Directions for this task:
Will you extract the entries word for word? Images should not appear in the copy.

Given entries:

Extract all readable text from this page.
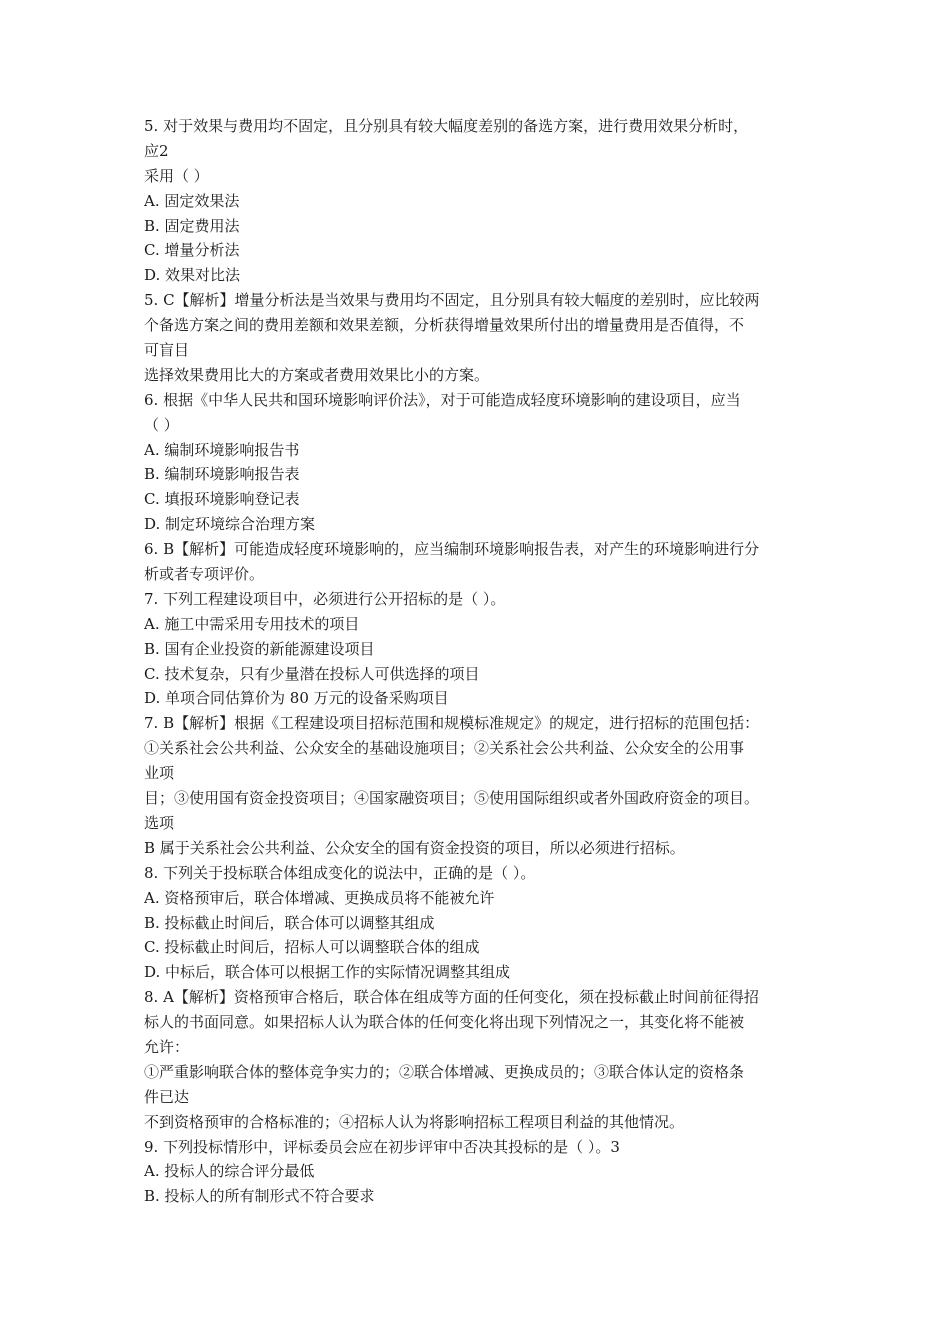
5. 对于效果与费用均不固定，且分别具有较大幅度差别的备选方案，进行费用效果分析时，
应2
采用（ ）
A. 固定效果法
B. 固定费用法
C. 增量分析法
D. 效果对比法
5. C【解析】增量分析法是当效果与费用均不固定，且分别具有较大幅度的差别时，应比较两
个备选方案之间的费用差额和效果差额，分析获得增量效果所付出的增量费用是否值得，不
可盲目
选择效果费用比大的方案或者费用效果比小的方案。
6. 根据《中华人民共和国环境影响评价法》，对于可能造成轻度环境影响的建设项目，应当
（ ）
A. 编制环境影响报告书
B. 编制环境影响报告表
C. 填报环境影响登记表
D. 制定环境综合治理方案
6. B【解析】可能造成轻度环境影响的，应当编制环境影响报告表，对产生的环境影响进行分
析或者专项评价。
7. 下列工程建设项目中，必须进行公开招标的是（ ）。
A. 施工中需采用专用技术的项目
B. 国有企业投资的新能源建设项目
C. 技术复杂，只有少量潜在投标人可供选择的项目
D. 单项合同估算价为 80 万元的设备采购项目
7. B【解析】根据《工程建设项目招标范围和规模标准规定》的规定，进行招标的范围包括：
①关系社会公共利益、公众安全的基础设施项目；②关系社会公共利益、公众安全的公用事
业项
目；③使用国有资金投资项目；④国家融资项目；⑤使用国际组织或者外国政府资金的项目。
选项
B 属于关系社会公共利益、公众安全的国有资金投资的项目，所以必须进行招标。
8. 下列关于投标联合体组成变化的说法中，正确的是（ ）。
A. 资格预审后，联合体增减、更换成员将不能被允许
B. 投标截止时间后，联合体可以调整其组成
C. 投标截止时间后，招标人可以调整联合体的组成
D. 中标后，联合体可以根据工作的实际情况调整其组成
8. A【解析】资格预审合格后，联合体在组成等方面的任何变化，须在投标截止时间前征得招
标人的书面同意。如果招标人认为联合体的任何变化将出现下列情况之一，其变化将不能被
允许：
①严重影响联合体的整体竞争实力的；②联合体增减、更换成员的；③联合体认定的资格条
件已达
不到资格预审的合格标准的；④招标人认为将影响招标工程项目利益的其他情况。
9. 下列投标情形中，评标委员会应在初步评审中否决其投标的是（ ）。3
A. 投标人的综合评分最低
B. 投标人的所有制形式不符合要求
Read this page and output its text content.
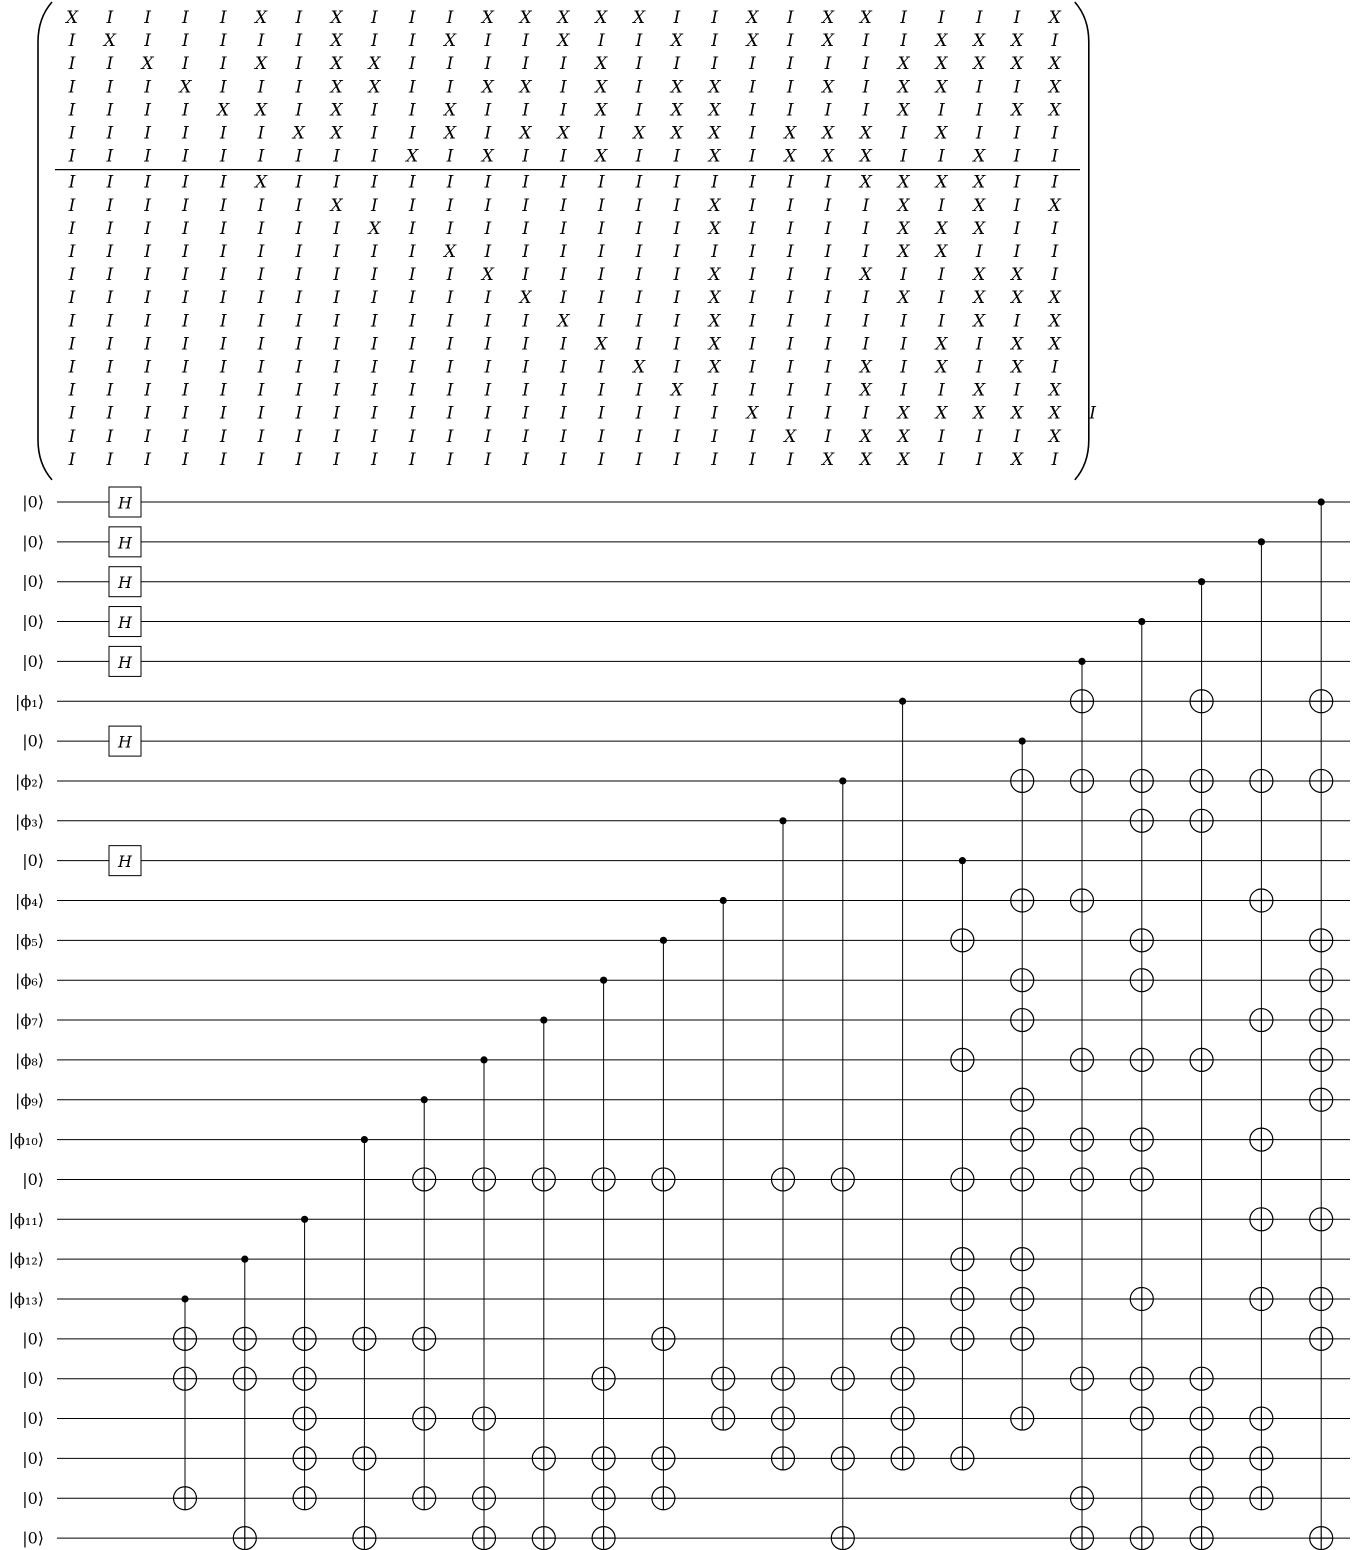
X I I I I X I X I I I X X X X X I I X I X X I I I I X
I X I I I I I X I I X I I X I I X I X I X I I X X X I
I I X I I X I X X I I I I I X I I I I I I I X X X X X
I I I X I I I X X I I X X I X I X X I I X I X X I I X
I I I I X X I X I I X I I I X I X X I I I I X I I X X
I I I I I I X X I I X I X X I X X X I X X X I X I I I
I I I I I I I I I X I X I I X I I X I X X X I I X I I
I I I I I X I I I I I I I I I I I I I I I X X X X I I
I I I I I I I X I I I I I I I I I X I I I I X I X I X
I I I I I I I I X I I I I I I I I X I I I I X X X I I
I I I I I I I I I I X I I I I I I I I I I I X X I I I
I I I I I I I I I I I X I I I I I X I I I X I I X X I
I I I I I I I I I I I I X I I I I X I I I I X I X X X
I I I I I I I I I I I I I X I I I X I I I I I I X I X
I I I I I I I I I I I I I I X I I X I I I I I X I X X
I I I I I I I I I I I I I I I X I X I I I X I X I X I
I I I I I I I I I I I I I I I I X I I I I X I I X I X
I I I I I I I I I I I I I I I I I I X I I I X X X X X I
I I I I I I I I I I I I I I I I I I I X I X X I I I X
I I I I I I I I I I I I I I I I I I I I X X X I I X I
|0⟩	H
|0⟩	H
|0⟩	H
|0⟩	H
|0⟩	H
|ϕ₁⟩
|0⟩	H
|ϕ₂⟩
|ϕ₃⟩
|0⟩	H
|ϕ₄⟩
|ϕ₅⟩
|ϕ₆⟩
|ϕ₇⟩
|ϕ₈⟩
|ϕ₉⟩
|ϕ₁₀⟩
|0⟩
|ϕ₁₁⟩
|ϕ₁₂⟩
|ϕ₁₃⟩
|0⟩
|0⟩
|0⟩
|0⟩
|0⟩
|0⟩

Completed task:
Extract all readable text from this page.
5. 对于效果与费用均不固定，且分别具有较大幅度差别的备选方案，进行费用效果分析时，
应2
采用（ ）
A. 固定效果法
B. 固定费用法
C. 增量分析法
D. 效果对比法
5. C【解析】增量分析法是当效果与费用均不固定，且分别具有较大幅度的差别时，应比较两
个备选方案之间的费用差额和效果差额，分析获得增量效果所付出的增量费用是否值得，不
可盲目
选择效果费用比大的方案或者费用效果比小的方案。
6. 根据《中华人民共和国环境影响评价法》，对于可能造成轻度环境影响的建设项目，应当
（ ）
A. 编制环境影响报告书
B. 编制环境影响报告表
C. 填报环境影响登记表
D. 制定环境综合治理方案
6. B【解析】可能造成轻度环境影响的，应当编制环境影响报告表，对产生的环境影响进行分
析或者专项评价。
7. 下列工程建设项目中，必须进行公开招标的是（ ）。
A. 施工中需采用专用技术的项目
B. 国有企业投资的新能源建设项目
C. 技术复杂，只有少量潜在投标人可供选择的项目
D. 单项合同估算价为 80 万元的设备采购项目
7. B【解析】根据《工程建设项目招标范围和规模标准规定》的规定，进行招标的范围包括：
①关系社会公共利益、公众安全的基础设施项目；②关系社会公共利益、公众安全的公用事
业项
目；③使用国有资金投资项目；④国家融资项目；⑤使用国际组织或者外国政府资金的项目。
选项
B 属于关系社会公共利益、公众安全的国有资金投资的项目，所以必须进行招标。
8. 下列关于投标联合体组成变化的说法中，正确的是（ ）。
A. 资格预审后，联合体增减、更换成员将不能被允许
B. 投标截止时间后，联合体可以调整其组成
C. 投标截止时间后，招标人可以调整联合体的组成
D. 中标后，联合体可以根据工作的实际情况调整其组成
8. A【解析】资格预审合格后，联合体在组成等方面的任何变化，须在投标截止时间前征得招
标人的书面同意。如果招标人认为联合体的任何变化将出现下列情况之一，其变化将不能被
允许：
①严重影响联合体的整体竞争实力的；②联合体增减、更换成员的；③联合体认定的资格条
件已达
不到资格预审的合格标准的；④招标人认为将影响招标工程项目利益的其他情况。
9. 下列投标情形中，评标委员会应在初步评审中否决其投标的是（ ）。3
A. 投标人的综合评分最低
B. 投标人的所有制形式不符合要求
Read this page and output its text content.
X I I I I X I X I I I X X X X X I I X I X X I I I I X
I X I I I I I X I I X I I X I I X I X I X I I X X X I
I I X I I X I X X I I I I I X I I I I I I I X X X X X
I I I X I I I X X I I X X I X I X X I I X I X X I I X
I I I I X X I X I I X I I I X I X X I I I I X I I X X
I I I I I I X X I I X I X X I X X X I X X X I X I I I
I I I I I I I I I X I X I I X I I X I X X X I I X I I
I I I I I X I I I I I I I I I I I I I I I X X X X I I
I I I I I I I X I I I I I I I I I X I I I I X I X I X
I I I I I I I I X I I I I I I I I X I I I I X X X I I
I I I I I I I I I I X I I I I I I I I I I I X X I I I
I I I I I I I I I I I X I I I I I X I I I X I I X X I
I I I I I I I I I I I I X I I I I X I I I I X I X X X
I I I I I I I I I I I I I X I I I X I I I I I I X I X
I I I I I I I I I I I I I I X I I X I I I I I X I X X
I I I I I I I I I I I I I I I X I X I I I X I X I X I
I I I I I I I I I I I I I I I I X I I I I X I I X I X
I I I I I I I I I I I I I I I I I I X I I I X X X X X I
I I I I I I I I I I I I I I I I I I I X I X X I I I X
I I I I I I I I I I I I I I I I I I I I X X X I I X I
|0⟩	H
|0⟩	H
|0⟩	H
|0⟩	H
|0⟩	H
|ϕ₁⟩
|0⟩	H
|ϕ₂⟩
|ϕ₃⟩
|0⟩	H
|ϕ₄⟩
|ϕ₅⟩
|ϕ₆⟩
|ϕ₇⟩
|ϕ₈⟩
|ϕ₉⟩
|ϕ₁₀⟩
|0⟩
|ϕ₁₁⟩
|ϕ₁₂⟩
|ϕ₁₃⟩
|0⟩
|0⟩
|0⟩
|0⟩
|0⟩
|0⟩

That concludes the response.